Dataset rows:
━━━━━━━━━━
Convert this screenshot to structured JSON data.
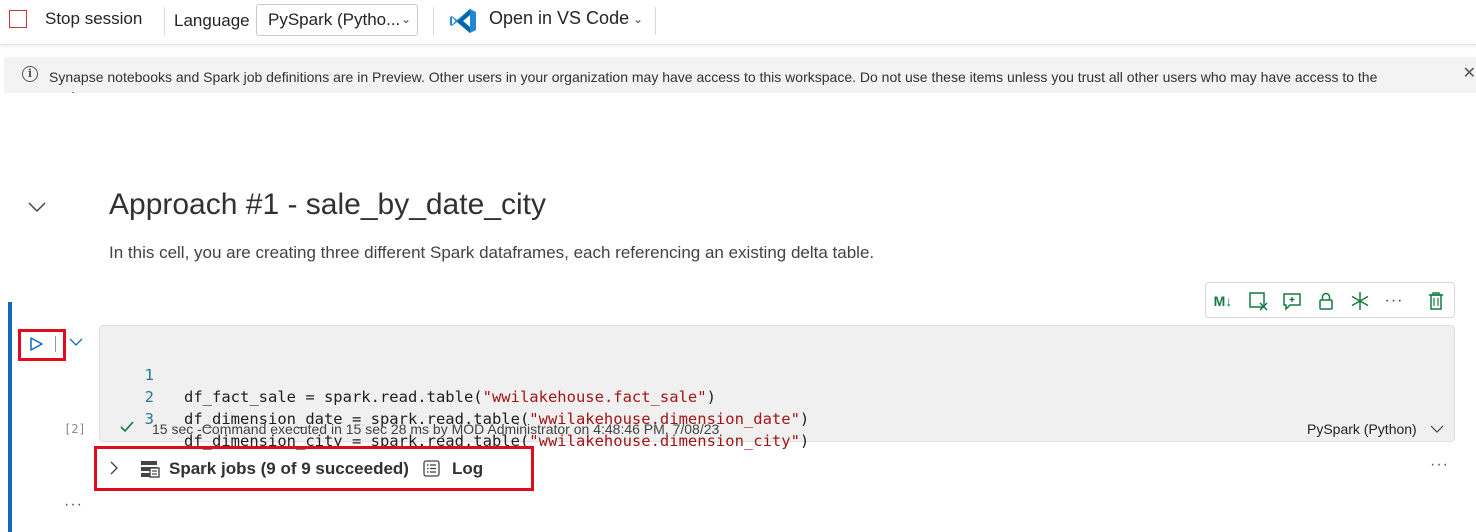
{
  "toolbar": {
    "stop_label": "Stop session",
    "language_label": "Language",
    "language_value": "PySpark (Pytho...",
    "vscode_label": "Open in VS Code"
  },
  "banner": {
    "text": "Synapse notebooks and Spark job definitions are in Preview. Other users in your organization may have access to this workspace. Do not use these items unless you trust all other users who may have access to the workspace."
  },
  "markdown_cell": {
    "heading": "Approach #1 - sale_by_date_city",
    "text": "In this cell, you are creating three different Spark dataframes, each referencing an existing delta table."
  },
  "cell_toolbar": {
    "markdown_label": "M↓"
  },
  "code_cell": {
    "execution_count": "[2]",
    "lines": [
      {
        "num": "1",
        "pre": "df_fact_sale = spark.read.table(",
        "str": "\"wwilakehouse.fact_sale\"",
        "post": ")"
      },
      {
        "num": "2",
        "pre": "df_dimension_date = spark.read.table(",
        "str": "\"wwilakehouse.dimension_date\"",
        "post": ")"
      },
      {
        "num": "3",
        "pre": "df_dimension_city = spark.read.table(",
        "str": "\"wwilakehouse.dimension_city\"",
        "post": ")"
      }
    ],
    "status": "15 sec -Command executed in 15 sec 28 ms by MOD Administrator on 4:48:46 PM, 7/08/23",
    "language": "PySpark (Python)"
  },
  "output": {
    "spark_jobs_label": "Spark jobs (9 of 9 succeeded)",
    "log_label": "Log"
  },
  "colors": {
    "accent_blue": "#0f6cbd",
    "highlight_red": "#e00b1c",
    "icon_green": "#107c41",
    "string_red": "#a31515"
  }
}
━━━━━━━━━━
* [Problem details] Transcribe the material as is, with images omitted.

* [Result below]
Convert this screenshot to structured JSON data.
{
  "toolbar": {
    "stop_label": "Stop session",
    "language_label": "Language",
    "language_value": "PySpark (Pytho...",
    "vscode_label": "Open in VS Code"
  },
  "banner": {
    "text": "Synapse notebooks and Spark job definitions are in Preview. Other users in your organization may have access to this workspace. Do not use these items unless you trust all other users who may have access to the workspace."
  },
  "markdown_cell": {
    "heading": "Approach #1 - sale_by_date_city",
    "text": "In this cell, you are creating three different Spark dataframes, each referencing an existing delta table."
  },
  "cell_toolbar": {
    "markdown_label": "M↓"
  },
  "code_cell": {
    "execution_count": "[2]",
    "lines": [
      {
        "num": "1",
        "pre": "df_fact_sale = spark.read.table(",
        "str": "\"wwilakehouse.fact_sale\"",
        "post": ")"
      },
      {
        "num": "2",
        "pre": "df_dimension_date = spark.read.table(",
        "str": "\"wwilakehouse.dimension_date\"",
        "post": ")"
      },
      {
        "num": "3",
        "pre": "df_dimension_city = spark.read.table(",
        "str": "\"wwilakehouse.dimension_city\"",
        "post": ")"
      }
    ],
    "status": "15 sec -Command executed in 15 sec 28 ms by MOD Administrator on 4:48:46 PM, 7/08/23",
    "language": "PySpark (Python)"
  },
  "output": {
    "spark_jobs_label": "Spark jobs (9 of 9 succeeded)",
    "log_label": "Log"
  },
  "colors": {
    "accent_blue": "#0f6cbd",
    "highlight_red": "#e00b1c",
    "icon_green": "#107c41",
    "string_red": "#a31515"
  }
}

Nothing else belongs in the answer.